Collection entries
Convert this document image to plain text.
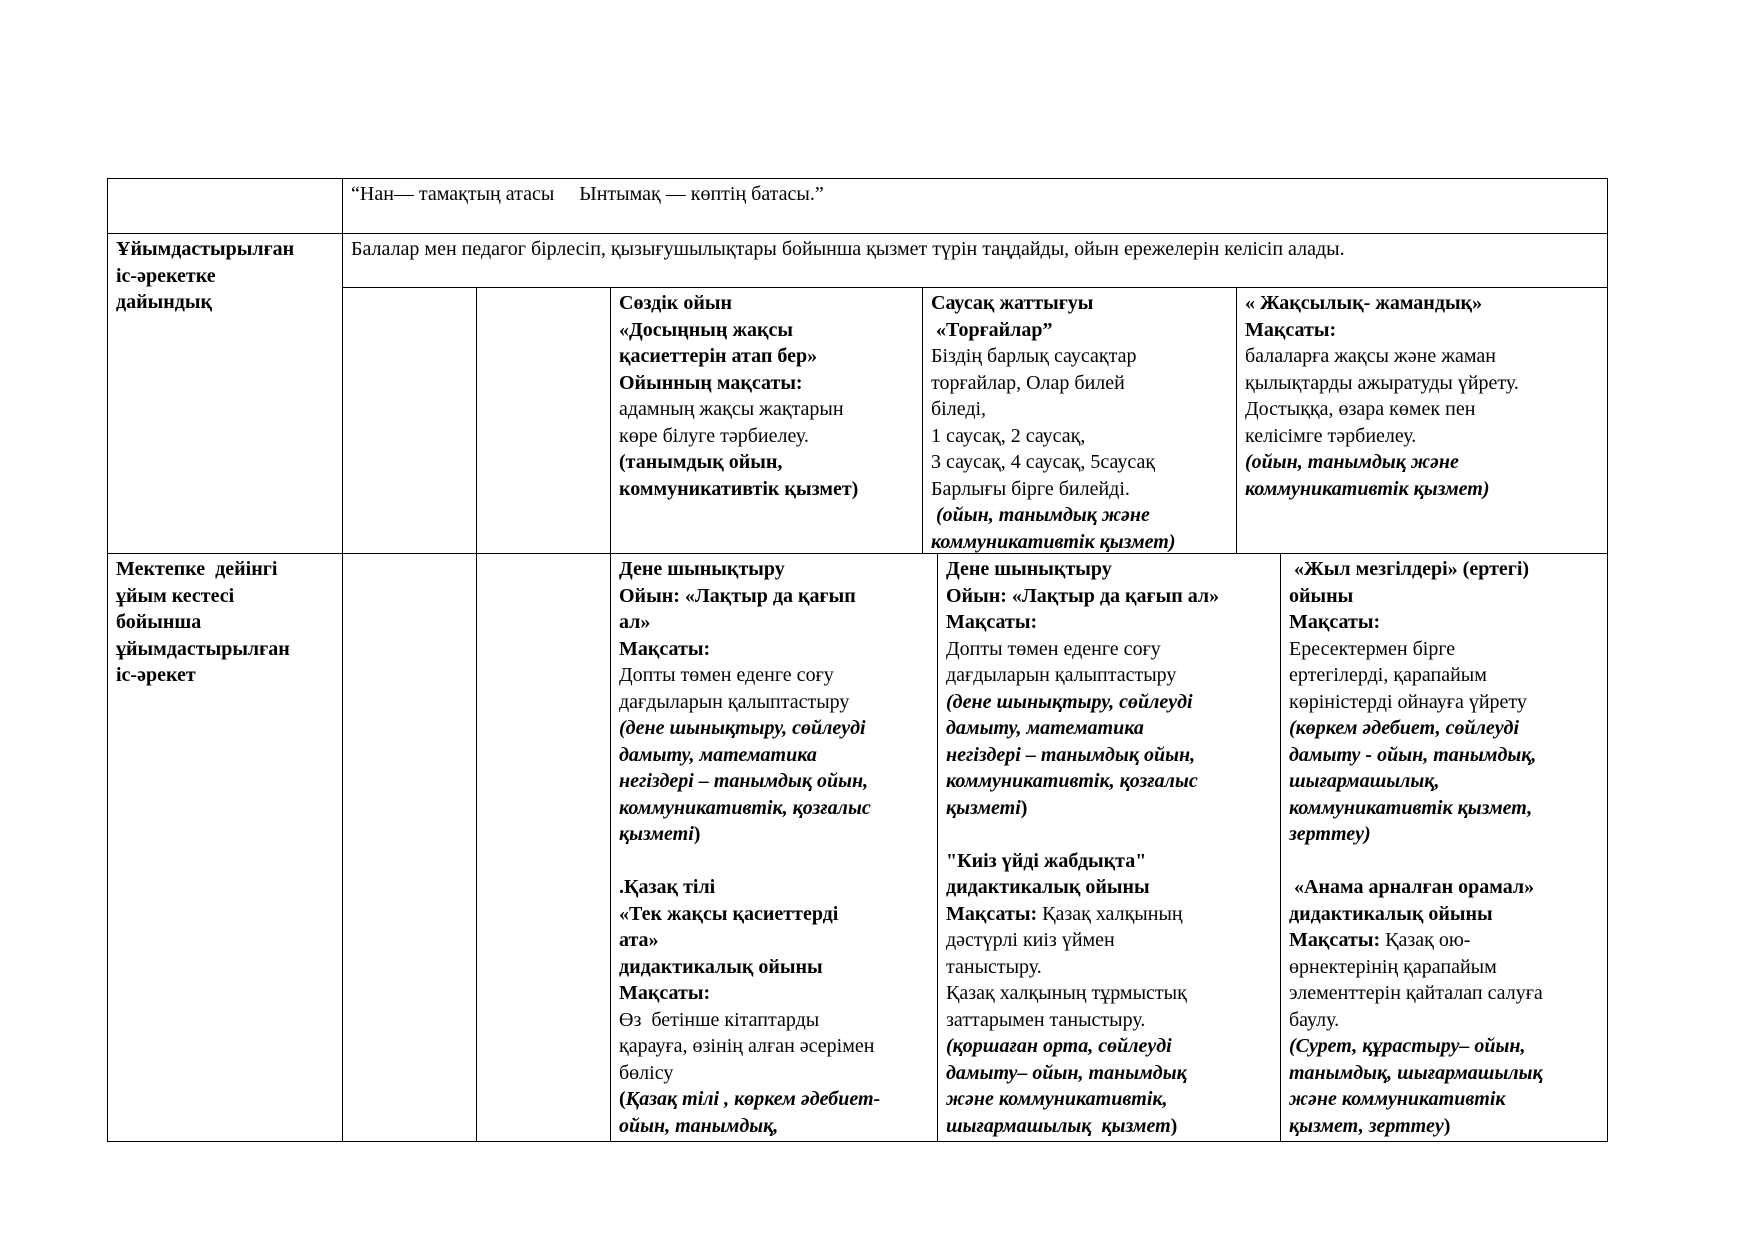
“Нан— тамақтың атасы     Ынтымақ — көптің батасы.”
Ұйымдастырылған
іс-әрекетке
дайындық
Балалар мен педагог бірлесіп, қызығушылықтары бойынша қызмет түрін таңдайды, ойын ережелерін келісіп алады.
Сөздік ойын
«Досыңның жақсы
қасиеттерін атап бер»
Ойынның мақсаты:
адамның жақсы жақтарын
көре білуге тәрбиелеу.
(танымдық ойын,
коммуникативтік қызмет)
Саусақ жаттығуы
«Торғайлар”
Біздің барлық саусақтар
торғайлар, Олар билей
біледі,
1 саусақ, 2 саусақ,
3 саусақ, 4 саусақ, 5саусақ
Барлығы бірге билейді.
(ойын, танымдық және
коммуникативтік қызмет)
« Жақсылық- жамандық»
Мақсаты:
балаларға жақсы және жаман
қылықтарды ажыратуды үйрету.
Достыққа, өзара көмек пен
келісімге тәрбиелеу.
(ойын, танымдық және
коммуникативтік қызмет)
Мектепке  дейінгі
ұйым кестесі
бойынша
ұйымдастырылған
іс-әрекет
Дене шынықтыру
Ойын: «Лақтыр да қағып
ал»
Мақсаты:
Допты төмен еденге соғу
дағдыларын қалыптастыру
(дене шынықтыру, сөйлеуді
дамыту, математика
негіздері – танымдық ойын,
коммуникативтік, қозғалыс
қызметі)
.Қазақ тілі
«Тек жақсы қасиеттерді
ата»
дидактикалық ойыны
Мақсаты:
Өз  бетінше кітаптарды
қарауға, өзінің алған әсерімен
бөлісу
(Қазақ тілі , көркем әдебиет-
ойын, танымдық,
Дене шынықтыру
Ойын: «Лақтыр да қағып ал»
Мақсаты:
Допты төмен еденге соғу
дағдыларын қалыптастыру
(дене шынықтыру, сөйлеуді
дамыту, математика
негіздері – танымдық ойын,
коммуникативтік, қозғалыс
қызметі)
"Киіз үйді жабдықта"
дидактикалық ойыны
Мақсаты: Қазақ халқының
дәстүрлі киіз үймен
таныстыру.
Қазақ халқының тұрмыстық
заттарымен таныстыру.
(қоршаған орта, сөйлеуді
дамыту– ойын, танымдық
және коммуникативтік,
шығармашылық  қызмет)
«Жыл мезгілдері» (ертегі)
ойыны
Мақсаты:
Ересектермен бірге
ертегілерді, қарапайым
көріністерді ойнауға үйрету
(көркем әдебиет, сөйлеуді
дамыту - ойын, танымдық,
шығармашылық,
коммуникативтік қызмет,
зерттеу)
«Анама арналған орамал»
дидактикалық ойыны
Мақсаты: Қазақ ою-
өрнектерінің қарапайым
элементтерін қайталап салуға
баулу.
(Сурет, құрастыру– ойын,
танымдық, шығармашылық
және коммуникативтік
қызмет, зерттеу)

* * *

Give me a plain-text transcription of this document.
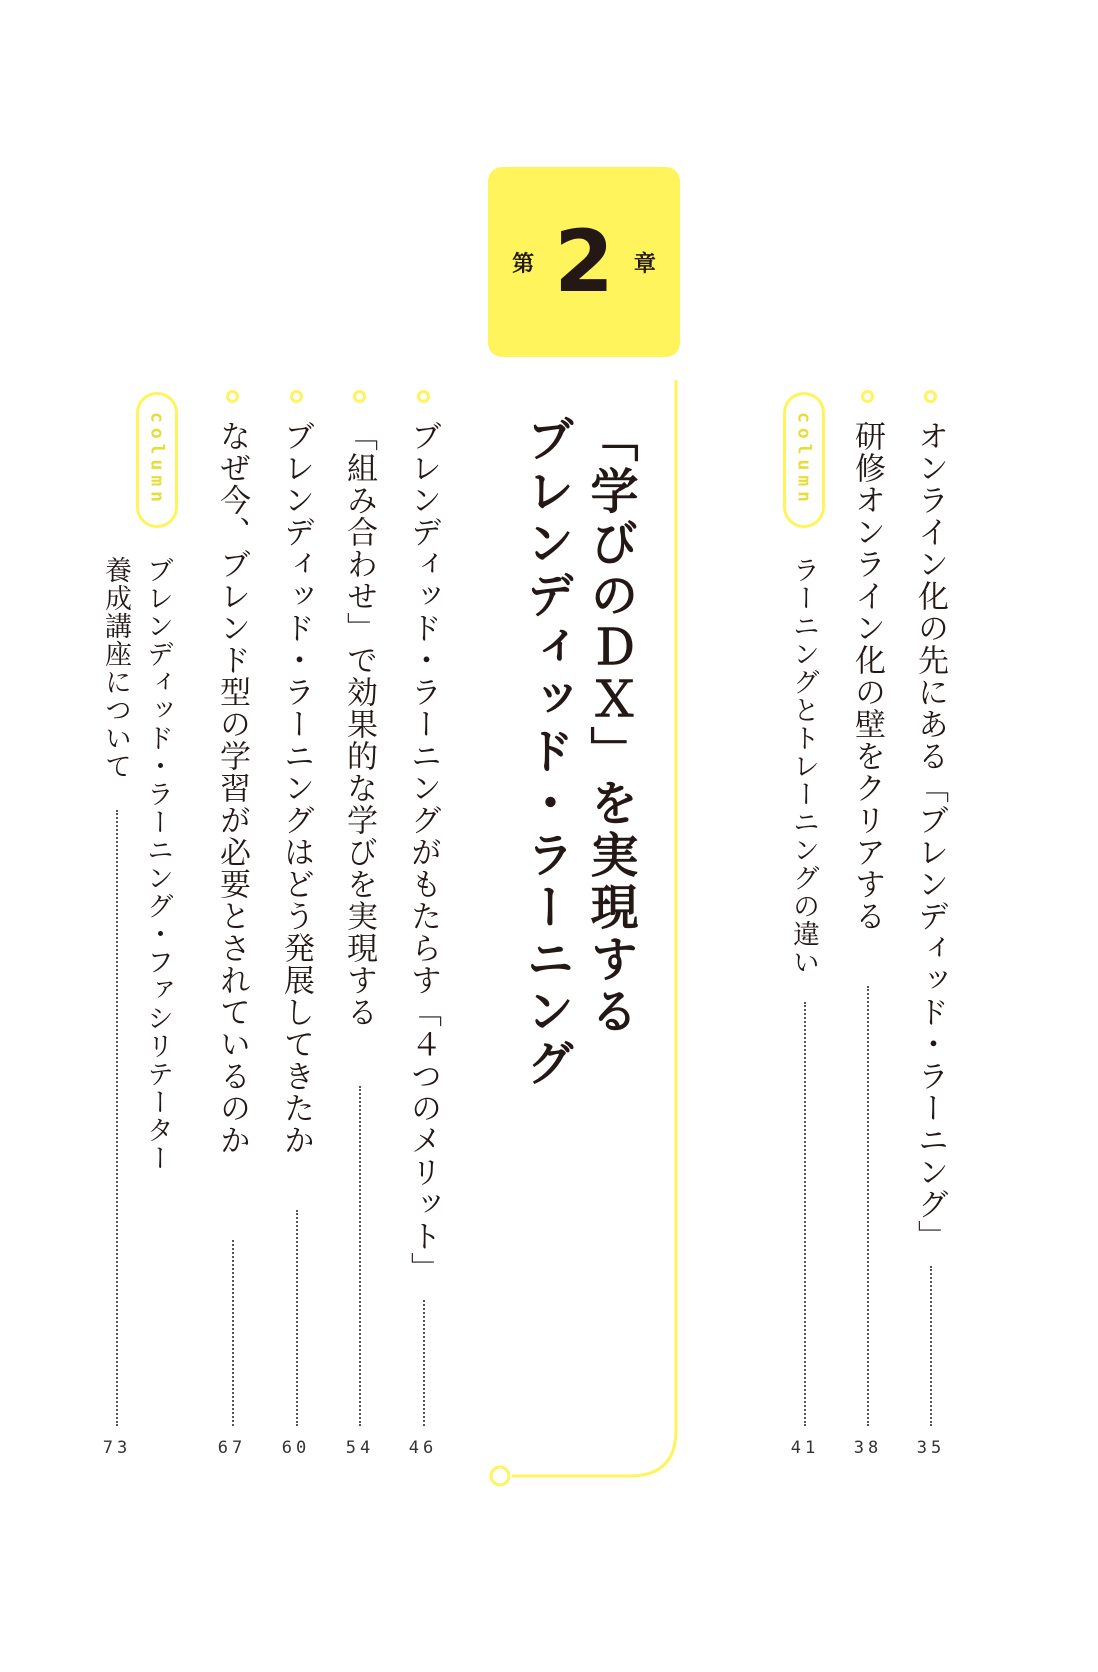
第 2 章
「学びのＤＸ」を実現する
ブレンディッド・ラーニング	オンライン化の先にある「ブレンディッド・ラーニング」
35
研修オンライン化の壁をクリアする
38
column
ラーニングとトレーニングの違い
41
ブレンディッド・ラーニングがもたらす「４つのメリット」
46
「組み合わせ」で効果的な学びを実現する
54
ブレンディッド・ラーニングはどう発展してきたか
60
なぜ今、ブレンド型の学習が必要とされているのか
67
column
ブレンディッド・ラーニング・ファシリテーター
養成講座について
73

---

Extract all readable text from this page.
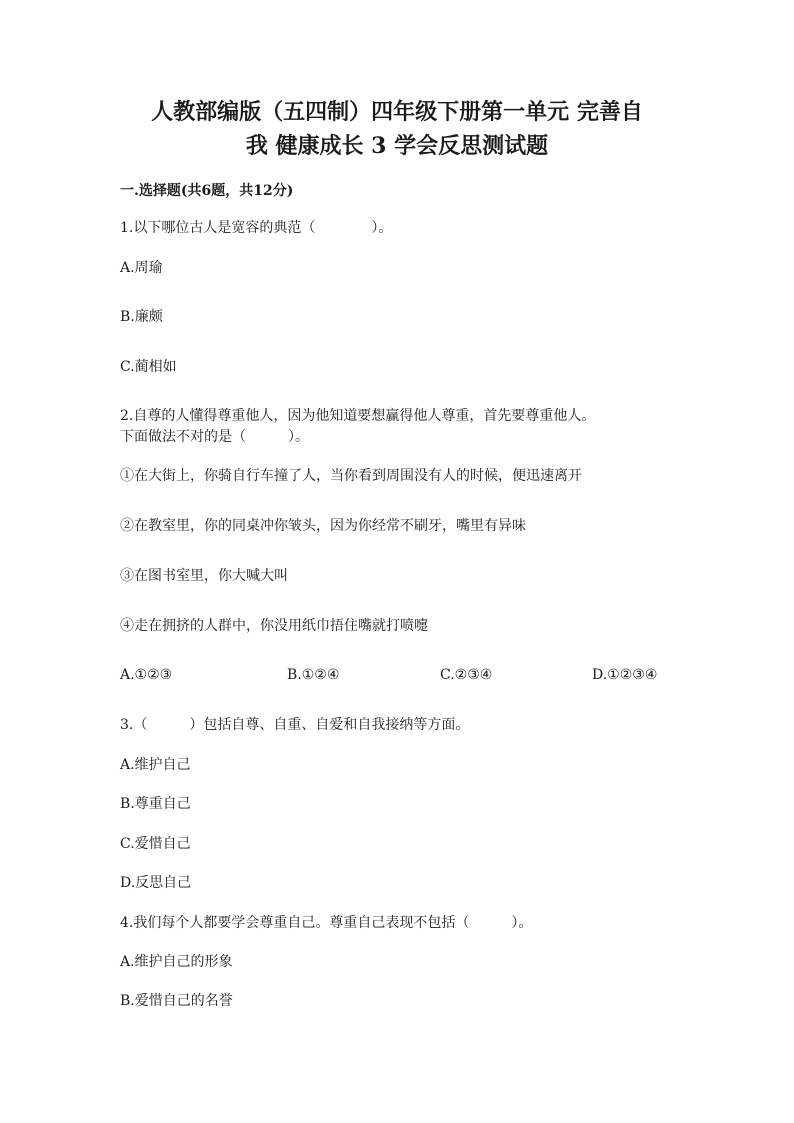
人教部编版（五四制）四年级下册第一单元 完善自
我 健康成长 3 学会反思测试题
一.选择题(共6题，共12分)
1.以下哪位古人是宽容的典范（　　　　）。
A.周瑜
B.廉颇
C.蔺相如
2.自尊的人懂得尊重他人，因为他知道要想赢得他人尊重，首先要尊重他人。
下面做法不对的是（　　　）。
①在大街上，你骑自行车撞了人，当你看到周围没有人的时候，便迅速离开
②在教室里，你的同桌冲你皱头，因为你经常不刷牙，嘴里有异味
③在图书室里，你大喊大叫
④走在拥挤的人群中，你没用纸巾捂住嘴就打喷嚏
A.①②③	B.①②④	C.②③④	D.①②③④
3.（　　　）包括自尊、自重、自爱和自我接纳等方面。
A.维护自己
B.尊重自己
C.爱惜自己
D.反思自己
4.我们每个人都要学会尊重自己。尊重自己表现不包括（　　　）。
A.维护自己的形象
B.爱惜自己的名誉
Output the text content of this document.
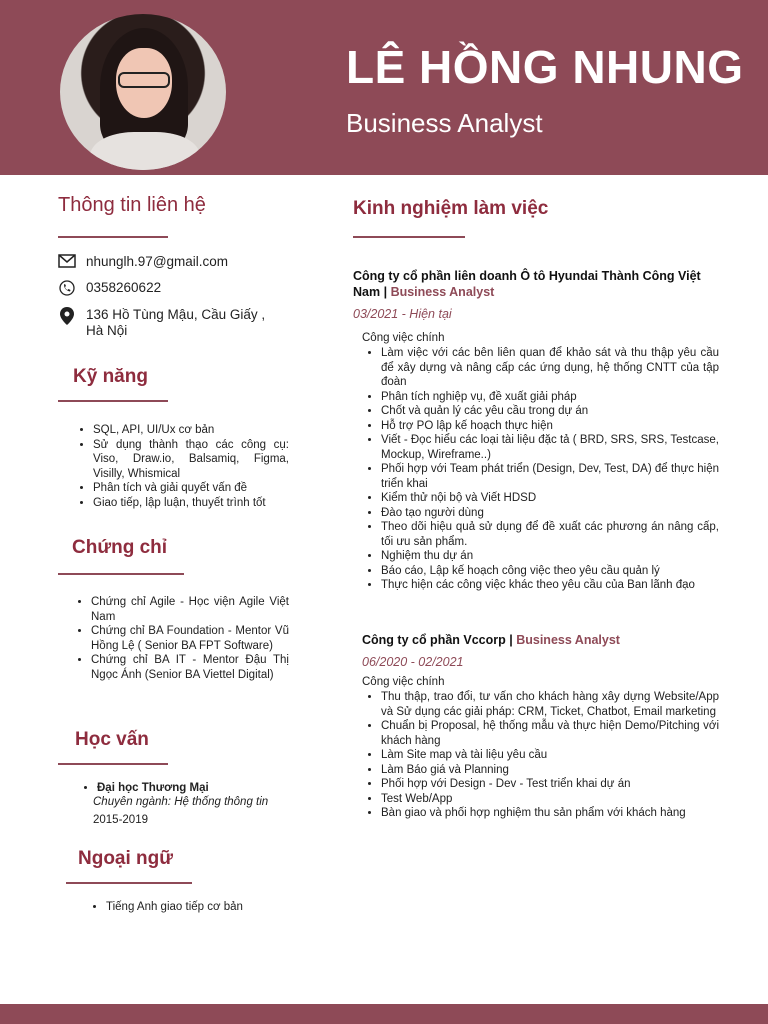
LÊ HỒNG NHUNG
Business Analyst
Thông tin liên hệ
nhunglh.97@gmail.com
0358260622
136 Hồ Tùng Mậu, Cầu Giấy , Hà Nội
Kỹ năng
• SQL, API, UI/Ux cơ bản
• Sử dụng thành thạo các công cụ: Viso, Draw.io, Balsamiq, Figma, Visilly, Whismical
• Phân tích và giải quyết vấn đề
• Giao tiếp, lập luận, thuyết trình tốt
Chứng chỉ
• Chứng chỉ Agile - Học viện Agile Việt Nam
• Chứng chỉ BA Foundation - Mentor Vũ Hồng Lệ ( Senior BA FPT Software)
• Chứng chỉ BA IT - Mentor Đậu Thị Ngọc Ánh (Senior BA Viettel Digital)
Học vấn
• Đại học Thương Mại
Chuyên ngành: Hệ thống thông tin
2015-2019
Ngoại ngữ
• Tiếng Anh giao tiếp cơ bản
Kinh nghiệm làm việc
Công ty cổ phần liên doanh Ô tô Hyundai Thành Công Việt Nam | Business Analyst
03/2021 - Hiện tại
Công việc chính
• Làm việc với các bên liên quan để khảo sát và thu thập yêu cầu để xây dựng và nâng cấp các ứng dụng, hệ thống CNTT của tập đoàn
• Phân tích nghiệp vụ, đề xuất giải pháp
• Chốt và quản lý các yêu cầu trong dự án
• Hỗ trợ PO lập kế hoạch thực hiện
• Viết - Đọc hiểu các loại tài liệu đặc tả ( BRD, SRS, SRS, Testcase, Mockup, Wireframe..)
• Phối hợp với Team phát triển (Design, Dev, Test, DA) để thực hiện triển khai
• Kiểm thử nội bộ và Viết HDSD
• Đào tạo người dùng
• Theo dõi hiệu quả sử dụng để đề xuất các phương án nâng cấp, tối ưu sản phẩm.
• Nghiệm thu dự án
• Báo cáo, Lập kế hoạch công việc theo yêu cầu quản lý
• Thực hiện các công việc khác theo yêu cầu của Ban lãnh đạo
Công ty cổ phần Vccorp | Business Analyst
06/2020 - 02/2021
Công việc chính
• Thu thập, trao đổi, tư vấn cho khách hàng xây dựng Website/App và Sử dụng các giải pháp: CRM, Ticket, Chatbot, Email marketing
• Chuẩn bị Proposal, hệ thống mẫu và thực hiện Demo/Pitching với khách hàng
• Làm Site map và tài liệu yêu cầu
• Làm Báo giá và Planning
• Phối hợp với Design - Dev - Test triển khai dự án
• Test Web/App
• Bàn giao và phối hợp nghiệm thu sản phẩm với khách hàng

Instructions for the task:
Write the number of lines containing the word "әдебиет" and nothing besides it.

Solution to this exercise:
2